### What you have to do
Filter the entries that follow, copying every line in which the word "Proxy" appears.

** Start Records for this exercise **

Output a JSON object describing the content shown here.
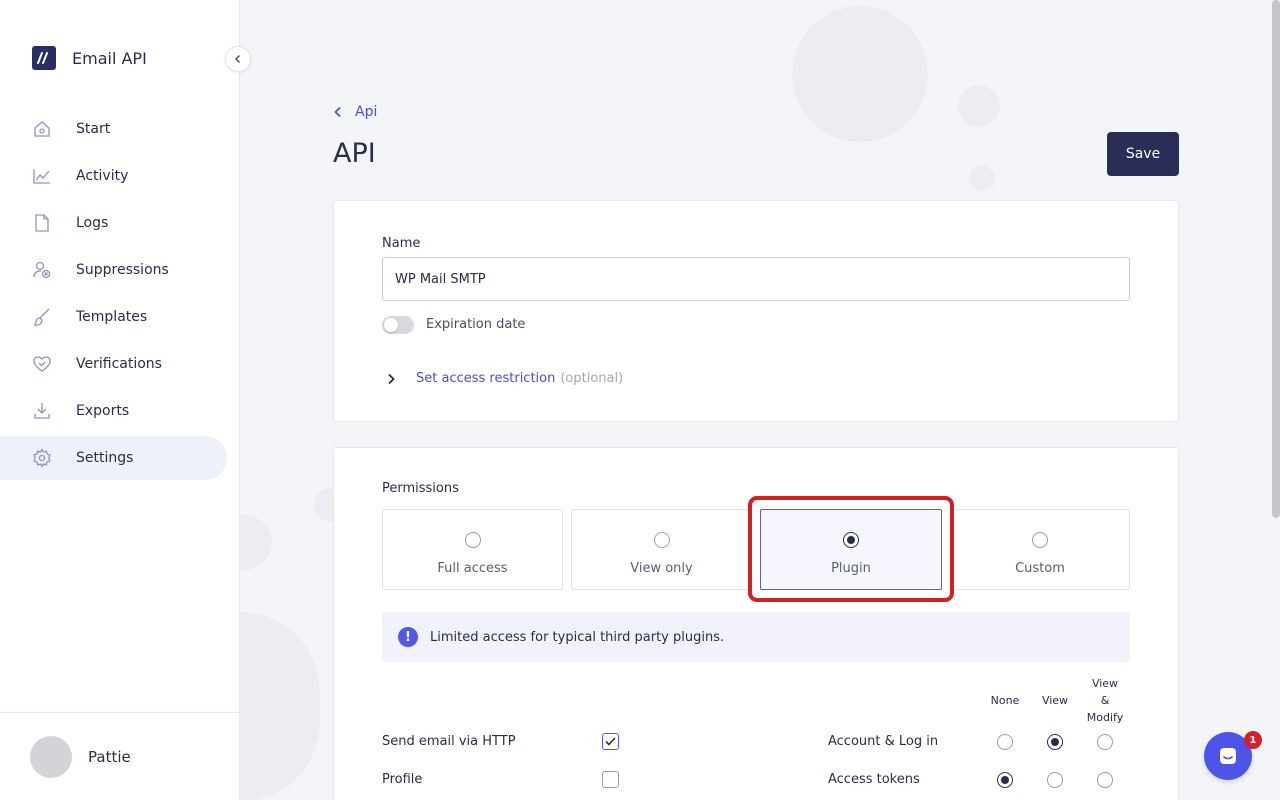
{
  "app": {
    "name": "Email API"
  },
  "sidebar": {
    "items": [
      {
        "label": "Start",
        "icon": "home-icon"
      },
      {
        "label": "Activity",
        "icon": "chart-icon"
      },
      {
        "label": "Logs",
        "icon": "file-icon"
      },
      {
        "label": "Suppressions",
        "icon": "user-block-icon"
      },
      {
        "label": "Templates",
        "icon": "brush-icon"
      },
      {
        "label": "Verifications",
        "icon": "heart-check-icon"
      },
      {
        "label": "Exports",
        "icon": "download-icon"
      },
      {
        "label": "Settings",
        "icon": "gear-icon",
        "active": true
      }
    ],
    "user": {
      "name": "Pattie"
    }
  },
  "header": {
    "breadcrumb": "Api",
    "title": "API",
    "save_label": "Save"
  },
  "form": {
    "name_label": "Name",
    "name_value": "WP Mail SMTP",
    "expiration_label": "Expiration date",
    "expiration_enabled": false,
    "restriction_link": "Set access restriction",
    "restriction_optional": "(optional)"
  },
  "permissions": {
    "label": "Permissions",
    "options": [
      {
        "label": "Full access",
        "selected": false
      },
      {
        "label": "View only",
        "selected": false
      },
      {
        "label": "Plugin",
        "selected": true
      },
      {
        "label": "Custom",
        "selected": false
      }
    ],
    "info": "Limited access for typical third party plugins.",
    "columns": [
      "None",
      "View",
      "View & Modify"
    ],
    "column_lines": [
      "View",
      "&",
      "Modify"
    ],
    "left_rows": [
      {
        "label": "Send email via HTTP",
        "checked": true
      },
      {
        "label": "Profile",
        "checked": false
      }
    ],
    "right_rows": [
      {
        "label": "Account & Log in",
        "value": "View"
      },
      {
        "label": "Access tokens",
        "value": "None"
      }
    ]
  },
  "chat": {
    "badge": "1"
  },
  "colors": {
    "accent": "#4a4fd8",
    "primary_dark": "#2a2d55",
    "highlight": "#d42020"
  }
}
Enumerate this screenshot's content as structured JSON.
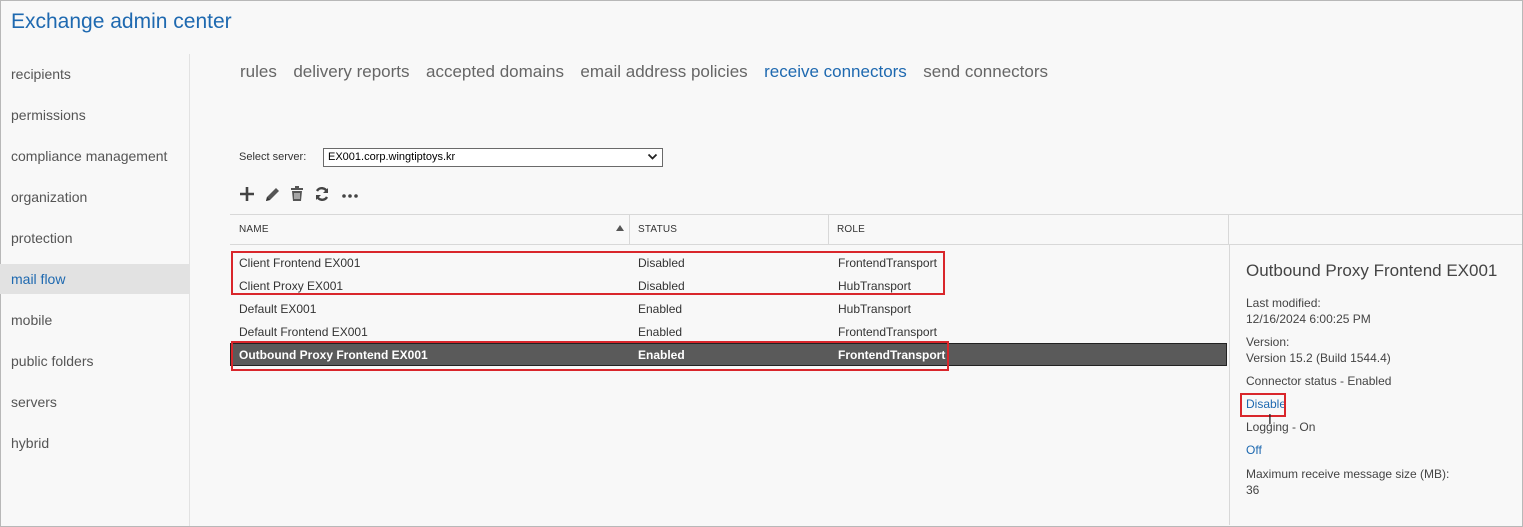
{
  "app": {
    "title": "Exchange admin center"
  },
  "sidebar": {
    "items": [
      {
        "label": "recipients"
      },
      {
        "label": "permissions"
      },
      {
        "label": "compliance management"
      },
      {
        "label": "organization"
      },
      {
        "label": "protection"
      },
      {
        "label": "mail flow",
        "active": true
      },
      {
        "label": "mobile"
      },
      {
        "label": "public folders"
      },
      {
        "label": "servers"
      },
      {
        "label": "hybrid"
      }
    ]
  },
  "tabs": [
    {
      "label": "rules"
    },
    {
      "label": "delivery reports"
    },
    {
      "label": "accepted domains"
    },
    {
      "label": "email address policies"
    },
    {
      "label": "receive connectors",
      "active": true
    },
    {
      "label": "send connectors"
    }
  ],
  "server": {
    "label": "Select server:",
    "value": "EX001.corp.wingtiptoys.kr"
  },
  "toolbar": {
    "icons": [
      "add-icon",
      "edit-icon",
      "delete-icon",
      "refresh-icon",
      "more-icon"
    ]
  },
  "table": {
    "headers": {
      "name": "NAME",
      "status": "STATUS",
      "role": "ROLE"
    },
    "rows": [
      {
        "name": "Client Frontend EX001",
        "status": "Disabled",
        "role": "FrontendTransport"
      },
      {
        "name": "Client Proxy EX001",
        "status": "Disabled",
        "role": "HubTransport"
      },
      {
        "name": "Default EX001",
        "status": "Enabled",
        "role": "HubTransport"
      },
      {
        "name": "Default Frontend EX001",
        "status": "Enabled",
        "role": "FrontendTransport"
      },
      {
        "name": "Outbound Proxy Frontend EX001",
        "status": "Enabled",
        "role": "FrontendTransport",
        "selected": true
      }
    ]
  },
  "detail": {
    "title": "Outbound Proxy Frontend EX001",
    "last_modified_label": "Last modified:",
    "last_modified_value": "12/16/2024 6:00:25 PM",
    "version_label": "Version:",
    "version_value": "Version 15.2 (Build 1544.4)",
    "connector_status": "Connector status - Enabled",
    "disable_link": "Disable",
    "logging": "Logging - On",
    "off_link": "Off",
    "max_size_label": "Maximum receive message size (MB):",
    "max_size_value": "36"
  },
  "colors": {
    "accent": "#1e69b0",
    "highlight": "#d9262b",
    "selected_row": "#5a5a5a"
  }
}
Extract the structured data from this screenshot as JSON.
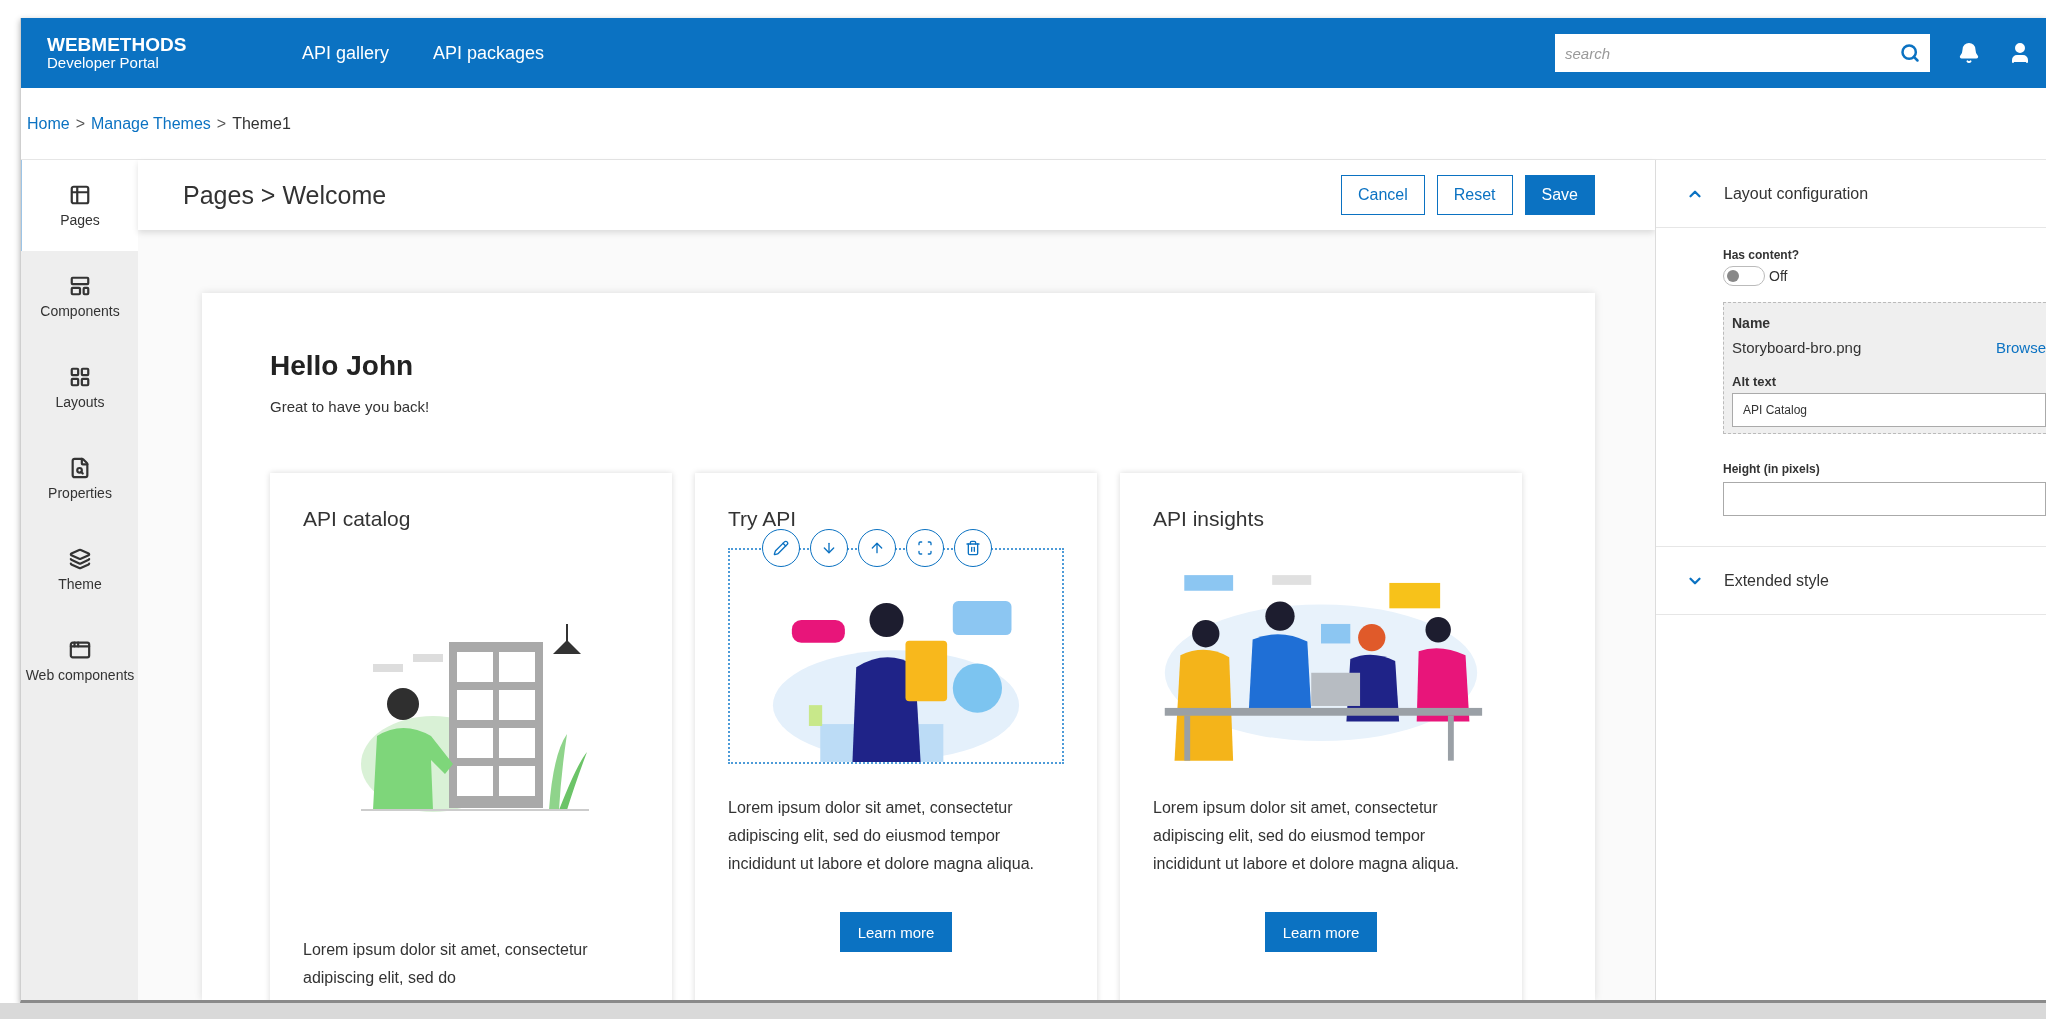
{
  "header": {
    "logo_title": "WEBMETHODS",
    "logo_subtitle": "Developer Portal",
    "nav": [
      "API gallery",
      "API packages"
    ],
    "search": {
      "placeholder": "search"
    }
  },
  "breadcrumb": {
    "separator": ">",
    "items": [
      {
        "label": "Home",
        "link": true
      },
      {
        "label": "Manage Themes",
        "link": true
      },
      {
        "label": "Theme1",
        "link": false
      }
    ]
  },
  "sidebar": {
    "items": [
      {
        "label": "Pages",
        "selected": true
      },
      {
        "label": "Components",
        "selected": false
      },
      {
        "label": "Layouts",
        "selected": false
      },
      {
        "label": "Properties",
        "selected": false
      },
      {
        "label": "Theme",
        "selected": false
      },
      {
        "label": "Web components",
        "selected": false
      }
    ]
  },
  "editor": {
    "title": "Pages > Welcome",
    "buttons": [
      {
        "label": "Cancel",
        "kind": "outline"
      },
      {
        "label": "Reset",
        "kind": "outline"
      },
      {
        "label": "Save",
        "kind": "primary"
      }
    ]
  },
  "canvas": {
    "heading": "Hello John",
    "subheading": "Great to have you back!",
    "cards": [
      {
        "title": "API catalog",
        "selected": false,
        "text": "Lorem ipsum dolor sit amet, consectetur adipiscing elit, sed do"
      },
      {
        "title": "Try API",
        "selected": true,
        "text": "Lorem ipsum dolor sit amet, consectetur adipiscing elit, sed do eiusmod tempor incididunt ut labore et dolore magna aliqua.",
        "button": "Learn more"
      },
      {
        "title": "API insights",
        "selected": false,
        "text": "Lorem ipsum dolor sit amet, consectetur adipiscing elit, sed do eiusmod tempor incididunt ut labore et dolore magna aliqua.",
        "button": "Learn more"
      }
    ]
  },
  "properties": {
    "sections": [
      {
        "title": "Layout configuration",
        "expanded": true
      },
      {
        "title": "Extended style",
        "expanded": false
      }
    ],
    "has_content": {
      "label": "Has content?",
      "on": false,
      "state_text": "Off"
    },
    "image": {
      "name_label": "Name",
      "file_name": "Storyboard-bro.png",
      "browse": "Browse",
      "alt_label": "Alt text",
      "alt_value": "API Catalog"
    },
    "height": {
      "label": "Height (in pixels)"
    }
  }
}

** End Records for this exercise **

### Solution below
        "name": "Client Proxy EX001",
        "name": "Outbound Proxy Frontend EX001",
    "title": "Outbound Proxy Frontend EX001",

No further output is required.